Turn the lines of the listing below into a numbered list, leaving out blank lines and the picture.

■ Data provided:
#####

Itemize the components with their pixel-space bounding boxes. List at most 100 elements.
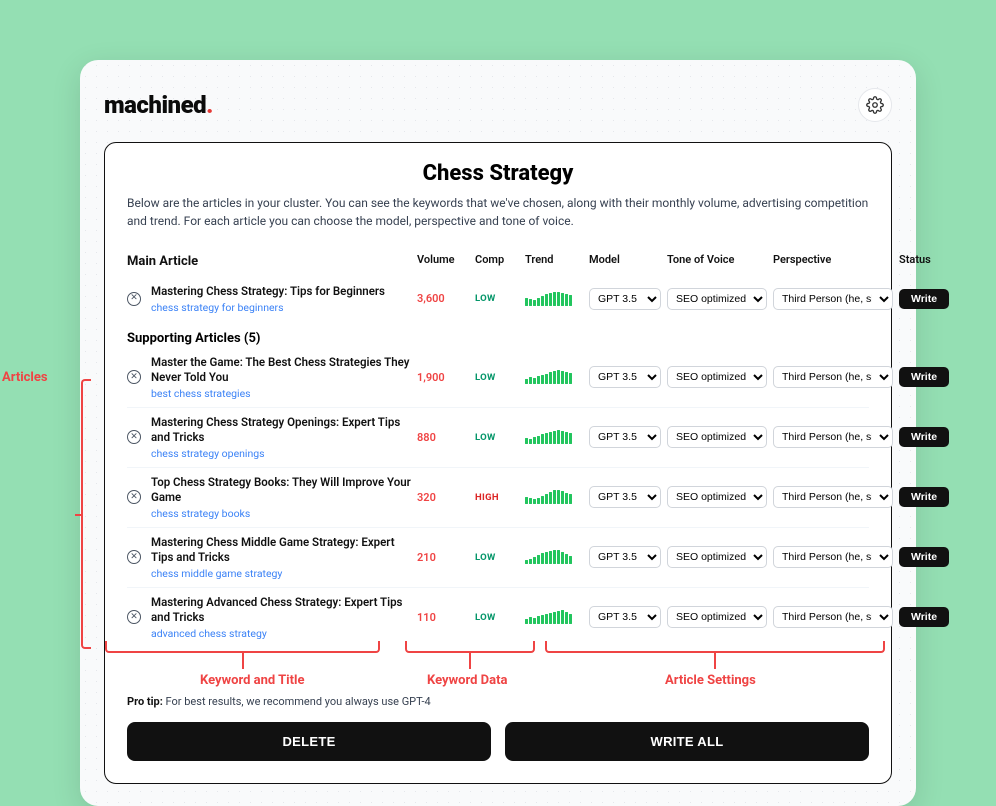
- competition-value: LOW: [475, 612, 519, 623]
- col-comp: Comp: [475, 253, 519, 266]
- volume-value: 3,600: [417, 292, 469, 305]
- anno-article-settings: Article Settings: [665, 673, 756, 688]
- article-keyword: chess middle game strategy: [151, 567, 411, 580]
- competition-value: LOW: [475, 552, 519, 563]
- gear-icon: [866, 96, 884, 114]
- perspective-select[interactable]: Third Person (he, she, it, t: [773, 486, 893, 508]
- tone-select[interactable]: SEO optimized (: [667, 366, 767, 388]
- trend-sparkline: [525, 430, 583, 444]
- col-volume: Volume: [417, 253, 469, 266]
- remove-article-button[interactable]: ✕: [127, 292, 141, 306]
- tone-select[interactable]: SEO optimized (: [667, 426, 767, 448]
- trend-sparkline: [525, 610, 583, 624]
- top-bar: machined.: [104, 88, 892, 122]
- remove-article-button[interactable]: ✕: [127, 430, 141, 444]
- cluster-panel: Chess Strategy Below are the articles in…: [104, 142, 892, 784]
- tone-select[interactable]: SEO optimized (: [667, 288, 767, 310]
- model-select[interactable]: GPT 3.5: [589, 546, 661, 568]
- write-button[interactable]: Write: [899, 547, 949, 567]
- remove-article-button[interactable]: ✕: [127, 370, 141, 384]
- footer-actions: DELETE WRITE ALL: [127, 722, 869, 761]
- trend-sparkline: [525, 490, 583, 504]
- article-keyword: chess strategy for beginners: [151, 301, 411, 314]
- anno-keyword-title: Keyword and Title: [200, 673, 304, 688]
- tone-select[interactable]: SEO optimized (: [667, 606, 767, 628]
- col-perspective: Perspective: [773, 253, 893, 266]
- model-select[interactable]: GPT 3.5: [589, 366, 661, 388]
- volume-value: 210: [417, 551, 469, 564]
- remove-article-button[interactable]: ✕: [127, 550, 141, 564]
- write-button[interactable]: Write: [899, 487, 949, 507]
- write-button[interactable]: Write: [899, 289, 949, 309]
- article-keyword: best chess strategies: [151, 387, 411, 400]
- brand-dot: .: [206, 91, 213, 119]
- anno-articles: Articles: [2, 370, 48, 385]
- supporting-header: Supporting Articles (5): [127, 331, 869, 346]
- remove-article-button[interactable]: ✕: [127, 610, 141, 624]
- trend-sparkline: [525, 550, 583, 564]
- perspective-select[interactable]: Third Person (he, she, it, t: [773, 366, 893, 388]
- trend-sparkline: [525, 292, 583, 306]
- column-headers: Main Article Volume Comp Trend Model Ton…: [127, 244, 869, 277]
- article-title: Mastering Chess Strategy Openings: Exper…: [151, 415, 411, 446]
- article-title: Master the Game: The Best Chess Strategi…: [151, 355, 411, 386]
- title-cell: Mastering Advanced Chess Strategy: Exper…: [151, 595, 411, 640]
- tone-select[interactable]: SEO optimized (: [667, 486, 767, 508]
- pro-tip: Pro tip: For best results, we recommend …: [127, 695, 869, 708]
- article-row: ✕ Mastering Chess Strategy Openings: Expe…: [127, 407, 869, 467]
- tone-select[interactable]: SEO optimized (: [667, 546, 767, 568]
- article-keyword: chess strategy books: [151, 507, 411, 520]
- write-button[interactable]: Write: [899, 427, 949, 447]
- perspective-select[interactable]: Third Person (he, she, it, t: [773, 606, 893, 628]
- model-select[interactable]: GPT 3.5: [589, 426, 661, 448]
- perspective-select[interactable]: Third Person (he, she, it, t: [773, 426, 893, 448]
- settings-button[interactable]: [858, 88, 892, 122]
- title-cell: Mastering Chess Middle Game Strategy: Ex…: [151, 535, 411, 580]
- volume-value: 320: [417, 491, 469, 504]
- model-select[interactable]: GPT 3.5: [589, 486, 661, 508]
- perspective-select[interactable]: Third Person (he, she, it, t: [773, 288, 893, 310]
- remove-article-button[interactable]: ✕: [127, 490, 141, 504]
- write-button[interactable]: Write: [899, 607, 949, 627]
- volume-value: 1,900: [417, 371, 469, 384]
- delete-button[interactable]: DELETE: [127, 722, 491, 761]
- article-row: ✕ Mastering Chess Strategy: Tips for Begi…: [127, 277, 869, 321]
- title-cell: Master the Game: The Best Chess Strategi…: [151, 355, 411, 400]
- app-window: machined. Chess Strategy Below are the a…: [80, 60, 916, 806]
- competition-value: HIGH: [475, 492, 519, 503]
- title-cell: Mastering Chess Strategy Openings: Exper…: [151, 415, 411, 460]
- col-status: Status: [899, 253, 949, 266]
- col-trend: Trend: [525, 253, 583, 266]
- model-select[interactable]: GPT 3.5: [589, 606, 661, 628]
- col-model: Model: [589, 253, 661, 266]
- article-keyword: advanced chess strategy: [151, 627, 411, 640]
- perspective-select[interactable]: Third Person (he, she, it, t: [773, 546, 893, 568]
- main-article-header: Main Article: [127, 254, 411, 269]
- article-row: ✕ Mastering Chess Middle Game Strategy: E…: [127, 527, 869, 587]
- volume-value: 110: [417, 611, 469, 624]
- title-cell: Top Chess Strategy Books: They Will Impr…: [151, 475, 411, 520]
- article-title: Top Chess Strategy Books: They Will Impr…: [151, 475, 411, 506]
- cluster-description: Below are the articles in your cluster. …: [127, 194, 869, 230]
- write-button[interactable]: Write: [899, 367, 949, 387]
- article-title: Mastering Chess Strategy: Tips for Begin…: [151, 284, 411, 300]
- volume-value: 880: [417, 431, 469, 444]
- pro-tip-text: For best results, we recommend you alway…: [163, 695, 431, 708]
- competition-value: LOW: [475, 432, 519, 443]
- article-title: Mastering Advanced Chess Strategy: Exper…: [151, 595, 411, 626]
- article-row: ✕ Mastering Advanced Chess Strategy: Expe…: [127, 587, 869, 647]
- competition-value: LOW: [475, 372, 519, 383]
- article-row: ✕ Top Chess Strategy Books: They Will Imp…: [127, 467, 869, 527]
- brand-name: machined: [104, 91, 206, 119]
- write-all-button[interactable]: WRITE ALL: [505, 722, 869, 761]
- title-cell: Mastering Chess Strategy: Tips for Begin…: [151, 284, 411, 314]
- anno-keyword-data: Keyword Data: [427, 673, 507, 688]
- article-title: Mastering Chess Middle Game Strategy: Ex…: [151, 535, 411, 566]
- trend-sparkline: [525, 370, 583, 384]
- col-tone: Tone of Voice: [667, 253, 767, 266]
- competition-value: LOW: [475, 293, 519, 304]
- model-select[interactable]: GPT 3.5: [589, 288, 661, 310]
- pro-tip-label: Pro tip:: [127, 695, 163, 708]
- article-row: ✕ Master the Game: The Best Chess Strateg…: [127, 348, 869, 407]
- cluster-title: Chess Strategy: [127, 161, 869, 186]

#####

■ Finished answer:
1. Itemize the components with their pixel-space bounding boxes. List at most 100 elements.
2. - competition-value: LOW: [475, 612, 519, 623]
3. - col-comp: Comp: [475, 253, 519, 266]
4. - volume-value: 3,600: [417, 292, 469, 305]
5. - anno-article-settings: Article Settings: [665, 673, 756, 688]
6. - article-keyword: chess middle game strategy: [151, 567, 411, 580]
7. - competition-value: LOW: [475, 552, 519, 563]
8. - gear-icon: [866, 96, 884, 114]
9. - perspective-select[interactable]: Third Person (he, she, it, t: [773, 486, 893, 508]
10. - tone-select[interactable]: SEO optimized (: [667, 366, 767, 388]
11. - trend-sparkline: [525, 430, 583, 444]
12. - col-volume: Volume: [417, 253, 469, 266]
13. - remove-article-button[interactable]: ✕: [127, 292, 141, 306]
14. - tone-select[interactable]: SEO optimized (: [667, 426, 767, 448]
15. - trend-sparkline: [525, 610, 583, 624]
16. - top-bar: machined.: [104, 88, 892, 122]
17. - remove-article-button[interactable]: ✕: [127, 430, 141, 444]
18. - cluster-panel: Chess Strategy Below are the articles in…: [104, 142, 892, 784]
19. - tone-select[interactable]: SEO optimized (: [667, 288, 767, 310]
20. - model-select[interactable]: GPT 3.5: [589, 546, 661, 568]
21. - write-button[interactable]: Write: [899, 547, 949, 567]
22. - remove-article-button[interactable]: ✕: [127, 370, 141, 384]
23. - footer-actions: DELETE WRITE ALL: [127, 722, 869, 761]
24. - trend-sparkline: [525, 490, 583, 504]
25. - article-keyword: chess strategy for beginners: [151, 301, 411, 314]
26. - anno-keyword-title: Keyword and Title: [200, 673, 304, 688]
27. - tone-select[interactable]: SEO optimized (: [667, 606, 767, 628]
28. - col-perspective: Perspective: [773, 253, 893, 266]
29. - model-select[interactable]: GPT 3.5: [589, 366, 661, 388]
30. - volume-value: 210: [417, 551, 469, 564]
31. - remove-article-button[interactable]: ✕: [127, 550, 141, 564]
32. - write-button[interactable]: Write: [899, 487, 949, 507]
33. - write-button[interactable]: Write: [899, 289, 949, 309]
34. - article-keyword: best chess strategies: [151, 387, 411, 400]
35. - brand-dot: .: [206, 91, 213, 119]
36. - anno-articles: Articles: [2, 370, 48, 385]
37. - supporting-header: Supporting Articles (5): [127, 331, 869, 346]
38. - remove-article-button[interactable]: ✕: [127, 610, 141, 624]
39. - trend-sparkline: [525, 550, 583, 564]
40. - perspective-select[interactable]: Third Person (he, she, it, t: [773, 366, 893, 388]
41. - trend-sparkline: [525, 292, 583, 306]
42. - column-headers: Main Article Volume Comp Trend Model Ton…: [127, 244, 869, 277]
43. - article-title: Mastering Chess Strategy Openings: Exper…: [151, 415, 411, 446]
44. - article-title: Master the Game: The Best Chess Strategi…: [151, 355, 411, 386]
45. - title-cell: Mastering Advanced Chess Strategy: Exper…: [151, 595, 411, 640]
46. - tone-select[interactable]: SEO optimized (: [667, 486, 767, 508]
47. - pro-tip: Pro tip: For best results, we recommend …: [127, 695, 869, 708]
48. - article-row: ✕ Mastering Chess Strategy Openings: Expe…: [127, 407, 869, 467]
49. - tone-select[interactable]: SEO optimized (: [667, 546, 767, 568]
50. - article-keyword: chess strategy books: [151, 507, 411, 520]
51. - write-button[interactable]: Write: [899, 427, 949, 447]
52. - perspective-select[interactable]: Third Person (he, she, it, t: [773, 606, 893, 628]
53. - model-select[interactable]: GPT 3.5: [589, 426, 661, 448]
54. - perspective-select[interactable]: Third Person (he, she, it, t: [773, 426, 893, 448]
55. - settings-button[interactable]: [858, 88, 892, 122]
56. - title-cell: Mastering Chess Middle Game Strategy: Ex…: [151, 535, 411, 580]
57. - volume-value: 320: [417, 491, 469, 504]
58. - model-select[interactable]: GPT 3.5: [589, 486, 661, 508]
59. - perspective-select[interactable]: Third Person (he, she, it, t: [773, 288, 893, 310]
60. - remove-article-button[interactable]: ✕: [127, 490, 141, 504]
61. - write-button[interactable]: Write: [899, 607, 949, 627]
62. - volume-value: 1,900: [417, 371, 469, 384]
63. - delete-button[interactable]: DELETE: [127, 722, 491, 761]
64. - article-row: ✕ Mastering Chess Strategy: Tips for Begi…: [127, 277, 869, 321]
65. - title-cell: Master the Game: The Best Chess Strategi…: [151, 355, 411, 400]
66. - app-window: machined. Chess Strategy Below are the a…: [80, 60, 916, 806]
67. - competition-value: HIGH: [475, 492, 519, 503]
68. - title-cell: Mastering Chess Strategy Openings: Exper…: [151, 415, 411, 460]
69. - col-status: Status: [899, 253, 949, 266]
70. - col-trend: Trend: [525, 253, 583, 266]
71. - model-select[interactable]: GPT 3.5: [589, 606, 661, 628]
72. - col-model: Model: [589, 253, 661, 266]
73. - article-keyword: advanced chess strategy: [151, 627, 411, 640]
74. - perspective-select[interactable]: Third Person (he, she, it, t: [773, 546, 893, 568]
75. - main-article-header: Main Article: [127, 254, 411, 269]
76. - article-row: ✕ Mastering Chess Middle Game Strategy: E…: [127, 527, 869, 587]
77. - volume-value: 110: [417, 611, 469, 624]
78. - title-cell: Top Chess Strategy Books: They Will Impr…: [151, 475, 411, 520]
79. - article-title: Top Chess Strategy Books: They Will Impr…: [151, 475, 411, 506]
80. - cluster-description: Below are the articles in your cluster. …: [127, 194, 869, 230]
81. - write-button[interactable]: Write: [899, 367, 949, 387]
82. - article-title: Mastering Chess Strategy: Tips for Begin…: [151, 284, 411, 300]
83. - volume-value: 880: [417, 431, 469, 444]
84. - pro-tip-text: For best results, we recommend you alway…: [163, 695, 431, 708]
85. - competition-value: LOW: [475, 432, 519, 443]
86. - article-title: Mastering Advanced Chess Strategy: Exper…: [151, 595, 411, 626]
87. - article-row: ✕ Mastering Advanced Chess Strategy: Expe…: [127, 587, 869, 647]
88. - competition-value: LOW: [475, 372, 519, 383]
89. - article-row: ✕ Top Chess Strategy Books: They Will Imp…: [127, 467, 869, 527]
90. - brand-name: machined: [104, 91, 206, 119]
91. - write-all-button[interactable]: WRITE ALL: [505, 722, 869, 761]
92. - title-cell: Mastering Chess Strategy: Tips for Begin…: [151, 284, 411, 314]
93. - anno-keyword-data: Keyword Data: [427, 673, 507, 688]
94. - article-title: Mastering Chess Middle Game Strategy: Ex…: [151, 535, 411, 566]
95. - trend-sparkline: [525, 370, 583, 384]
96. - col-tone: Tone of Voice: [667, 253, 767, 266]
97. - competition-value: LOW: [475, 293, 519, 304]
98. - model-select[interactable]: GPT 3.5: [589, 288, 661, 310]
99. - pro-tip-label: Pro tip:: [127, 695, 163, 708]
100. - article-row: ✕ Master the Game: The Best Chess Strateg…: [127, 348, 869, 407]
101. - cluster-title: Chess Strategy: [127, 161, 869, 186]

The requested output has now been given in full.